• [JOB] From the entries below, copy out every line with "你提供的浙江卷真题" in it.

Data records:
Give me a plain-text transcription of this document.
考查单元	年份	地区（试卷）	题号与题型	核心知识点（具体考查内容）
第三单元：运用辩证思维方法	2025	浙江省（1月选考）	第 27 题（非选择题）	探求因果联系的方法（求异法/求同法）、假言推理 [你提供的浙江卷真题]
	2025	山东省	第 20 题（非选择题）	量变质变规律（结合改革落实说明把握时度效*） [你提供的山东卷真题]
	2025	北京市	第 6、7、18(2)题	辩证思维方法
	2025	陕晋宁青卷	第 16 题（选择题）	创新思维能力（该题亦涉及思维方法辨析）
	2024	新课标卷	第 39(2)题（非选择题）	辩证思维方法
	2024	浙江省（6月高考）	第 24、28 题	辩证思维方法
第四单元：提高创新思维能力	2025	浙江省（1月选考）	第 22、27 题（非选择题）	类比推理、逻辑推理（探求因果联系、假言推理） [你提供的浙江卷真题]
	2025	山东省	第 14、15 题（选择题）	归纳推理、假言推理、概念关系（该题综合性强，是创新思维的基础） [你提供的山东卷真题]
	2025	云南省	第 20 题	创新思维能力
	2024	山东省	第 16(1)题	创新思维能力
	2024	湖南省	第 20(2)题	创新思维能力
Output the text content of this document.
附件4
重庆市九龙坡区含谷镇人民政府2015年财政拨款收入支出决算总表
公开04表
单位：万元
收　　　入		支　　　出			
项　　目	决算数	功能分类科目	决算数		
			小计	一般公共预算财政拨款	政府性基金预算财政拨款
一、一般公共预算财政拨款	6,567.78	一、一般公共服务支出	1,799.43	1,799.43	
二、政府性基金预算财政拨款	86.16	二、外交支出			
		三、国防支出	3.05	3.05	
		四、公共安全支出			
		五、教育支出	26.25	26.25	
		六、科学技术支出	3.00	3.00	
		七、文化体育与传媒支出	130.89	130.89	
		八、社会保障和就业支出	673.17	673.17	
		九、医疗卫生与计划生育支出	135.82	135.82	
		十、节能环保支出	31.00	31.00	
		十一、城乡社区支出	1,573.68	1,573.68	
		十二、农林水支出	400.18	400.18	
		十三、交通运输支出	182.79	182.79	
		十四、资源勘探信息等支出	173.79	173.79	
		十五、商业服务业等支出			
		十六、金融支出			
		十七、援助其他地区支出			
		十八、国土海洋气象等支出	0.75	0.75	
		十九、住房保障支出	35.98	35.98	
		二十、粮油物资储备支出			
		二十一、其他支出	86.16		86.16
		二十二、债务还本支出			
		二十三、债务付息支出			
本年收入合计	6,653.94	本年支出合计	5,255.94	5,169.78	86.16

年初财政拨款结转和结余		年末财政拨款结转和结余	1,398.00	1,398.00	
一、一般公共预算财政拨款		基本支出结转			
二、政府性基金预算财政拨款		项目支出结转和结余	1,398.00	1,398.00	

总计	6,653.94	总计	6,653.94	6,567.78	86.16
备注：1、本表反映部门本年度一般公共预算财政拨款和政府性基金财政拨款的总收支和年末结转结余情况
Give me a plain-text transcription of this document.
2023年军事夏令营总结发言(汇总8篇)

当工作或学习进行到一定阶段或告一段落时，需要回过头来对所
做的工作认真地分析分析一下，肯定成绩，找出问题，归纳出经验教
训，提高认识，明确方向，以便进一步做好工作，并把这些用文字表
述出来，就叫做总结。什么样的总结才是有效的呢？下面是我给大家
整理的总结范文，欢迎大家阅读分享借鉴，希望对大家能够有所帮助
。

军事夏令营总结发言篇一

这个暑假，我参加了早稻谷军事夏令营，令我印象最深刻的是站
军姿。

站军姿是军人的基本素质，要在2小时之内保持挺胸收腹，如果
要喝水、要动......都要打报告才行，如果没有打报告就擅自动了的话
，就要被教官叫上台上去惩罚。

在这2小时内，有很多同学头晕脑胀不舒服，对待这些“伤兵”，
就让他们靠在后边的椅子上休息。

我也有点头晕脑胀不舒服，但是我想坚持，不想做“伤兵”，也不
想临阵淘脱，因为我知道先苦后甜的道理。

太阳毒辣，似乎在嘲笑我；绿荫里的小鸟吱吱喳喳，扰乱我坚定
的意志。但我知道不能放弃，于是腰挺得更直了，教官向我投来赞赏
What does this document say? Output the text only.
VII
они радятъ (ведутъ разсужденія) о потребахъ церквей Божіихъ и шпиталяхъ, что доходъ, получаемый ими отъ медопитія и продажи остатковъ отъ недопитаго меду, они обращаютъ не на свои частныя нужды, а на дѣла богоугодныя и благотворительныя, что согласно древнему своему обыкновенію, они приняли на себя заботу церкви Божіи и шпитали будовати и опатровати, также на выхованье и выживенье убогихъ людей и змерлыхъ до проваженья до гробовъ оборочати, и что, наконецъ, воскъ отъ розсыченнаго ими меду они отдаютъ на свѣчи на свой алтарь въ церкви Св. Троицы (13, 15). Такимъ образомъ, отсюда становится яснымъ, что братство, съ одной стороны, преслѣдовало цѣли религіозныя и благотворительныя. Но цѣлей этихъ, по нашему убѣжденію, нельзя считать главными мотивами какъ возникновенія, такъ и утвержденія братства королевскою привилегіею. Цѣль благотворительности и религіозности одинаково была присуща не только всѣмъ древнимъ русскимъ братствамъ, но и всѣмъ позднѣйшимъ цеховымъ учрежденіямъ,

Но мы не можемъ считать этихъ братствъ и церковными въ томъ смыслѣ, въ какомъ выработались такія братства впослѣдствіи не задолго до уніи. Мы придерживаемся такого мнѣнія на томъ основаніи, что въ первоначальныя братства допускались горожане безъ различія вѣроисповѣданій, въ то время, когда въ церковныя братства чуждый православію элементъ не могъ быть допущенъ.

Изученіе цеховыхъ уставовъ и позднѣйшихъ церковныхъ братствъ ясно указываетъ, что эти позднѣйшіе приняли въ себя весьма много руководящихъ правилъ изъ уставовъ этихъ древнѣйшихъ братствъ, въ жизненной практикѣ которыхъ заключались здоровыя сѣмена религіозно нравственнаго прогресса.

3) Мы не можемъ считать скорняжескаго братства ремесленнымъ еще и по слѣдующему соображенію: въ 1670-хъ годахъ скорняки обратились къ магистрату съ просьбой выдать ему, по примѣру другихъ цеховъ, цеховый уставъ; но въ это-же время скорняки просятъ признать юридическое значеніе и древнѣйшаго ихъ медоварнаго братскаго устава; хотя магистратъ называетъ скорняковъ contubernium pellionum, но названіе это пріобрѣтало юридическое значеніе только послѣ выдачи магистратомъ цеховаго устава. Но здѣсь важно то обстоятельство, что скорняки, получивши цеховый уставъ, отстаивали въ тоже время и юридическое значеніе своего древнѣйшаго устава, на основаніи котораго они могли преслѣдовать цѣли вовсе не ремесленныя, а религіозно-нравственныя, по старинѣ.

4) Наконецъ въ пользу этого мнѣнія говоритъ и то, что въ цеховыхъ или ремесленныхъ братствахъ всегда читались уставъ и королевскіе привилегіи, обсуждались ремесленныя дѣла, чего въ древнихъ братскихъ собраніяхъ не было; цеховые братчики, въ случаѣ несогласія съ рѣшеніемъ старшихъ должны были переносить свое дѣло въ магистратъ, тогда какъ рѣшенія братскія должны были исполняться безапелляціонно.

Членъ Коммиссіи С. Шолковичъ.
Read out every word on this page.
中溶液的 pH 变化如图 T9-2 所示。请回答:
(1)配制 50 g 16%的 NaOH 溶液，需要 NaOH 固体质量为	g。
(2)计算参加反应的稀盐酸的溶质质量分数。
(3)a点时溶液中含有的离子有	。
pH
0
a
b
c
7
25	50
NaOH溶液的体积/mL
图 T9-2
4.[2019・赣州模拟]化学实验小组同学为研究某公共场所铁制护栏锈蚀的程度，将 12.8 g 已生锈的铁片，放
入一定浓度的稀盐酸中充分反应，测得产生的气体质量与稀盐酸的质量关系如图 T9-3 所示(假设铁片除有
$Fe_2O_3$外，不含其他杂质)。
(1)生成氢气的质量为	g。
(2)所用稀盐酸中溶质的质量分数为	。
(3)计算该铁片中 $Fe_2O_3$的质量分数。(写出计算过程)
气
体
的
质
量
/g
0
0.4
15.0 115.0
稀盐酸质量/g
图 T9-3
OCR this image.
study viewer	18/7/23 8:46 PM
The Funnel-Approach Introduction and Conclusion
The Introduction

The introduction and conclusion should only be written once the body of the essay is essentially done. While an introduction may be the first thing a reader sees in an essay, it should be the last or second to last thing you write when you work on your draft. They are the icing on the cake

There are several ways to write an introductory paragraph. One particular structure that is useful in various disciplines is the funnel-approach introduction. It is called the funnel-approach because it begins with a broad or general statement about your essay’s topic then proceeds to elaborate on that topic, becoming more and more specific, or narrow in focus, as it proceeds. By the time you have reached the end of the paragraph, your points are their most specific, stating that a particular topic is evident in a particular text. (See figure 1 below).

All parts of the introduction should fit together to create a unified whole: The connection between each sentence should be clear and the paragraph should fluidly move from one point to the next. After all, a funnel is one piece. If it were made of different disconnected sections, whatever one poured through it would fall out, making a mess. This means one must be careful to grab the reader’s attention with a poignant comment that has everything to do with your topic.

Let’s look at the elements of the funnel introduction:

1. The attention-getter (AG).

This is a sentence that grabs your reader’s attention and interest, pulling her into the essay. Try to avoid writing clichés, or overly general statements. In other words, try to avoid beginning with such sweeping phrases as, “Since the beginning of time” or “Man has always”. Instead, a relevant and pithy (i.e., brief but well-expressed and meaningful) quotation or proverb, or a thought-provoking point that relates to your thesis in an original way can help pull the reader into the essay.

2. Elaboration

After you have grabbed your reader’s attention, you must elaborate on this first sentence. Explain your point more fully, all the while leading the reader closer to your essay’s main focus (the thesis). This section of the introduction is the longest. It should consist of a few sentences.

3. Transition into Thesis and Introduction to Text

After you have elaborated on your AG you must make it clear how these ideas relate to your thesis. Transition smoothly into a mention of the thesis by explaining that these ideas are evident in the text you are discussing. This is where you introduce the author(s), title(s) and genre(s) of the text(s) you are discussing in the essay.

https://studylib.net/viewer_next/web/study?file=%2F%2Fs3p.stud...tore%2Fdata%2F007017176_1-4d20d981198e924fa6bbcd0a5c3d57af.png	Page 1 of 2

• [THE OUTPUT]
第三单元：运用辩证思维方法	2025	浙江省（1月选考）	第 27 题（非选择题）	探求因果联系的方法（求异法/求同法）、假言推理 [你提供的浙江卷真题]
第四单元：提高创新思维能力	2025	浙江省（1月选考）	第 22、27 题（非选择题）	类比推理、逻辑推理（探求因果联系、假言推理） [你提供的浙江卷真题]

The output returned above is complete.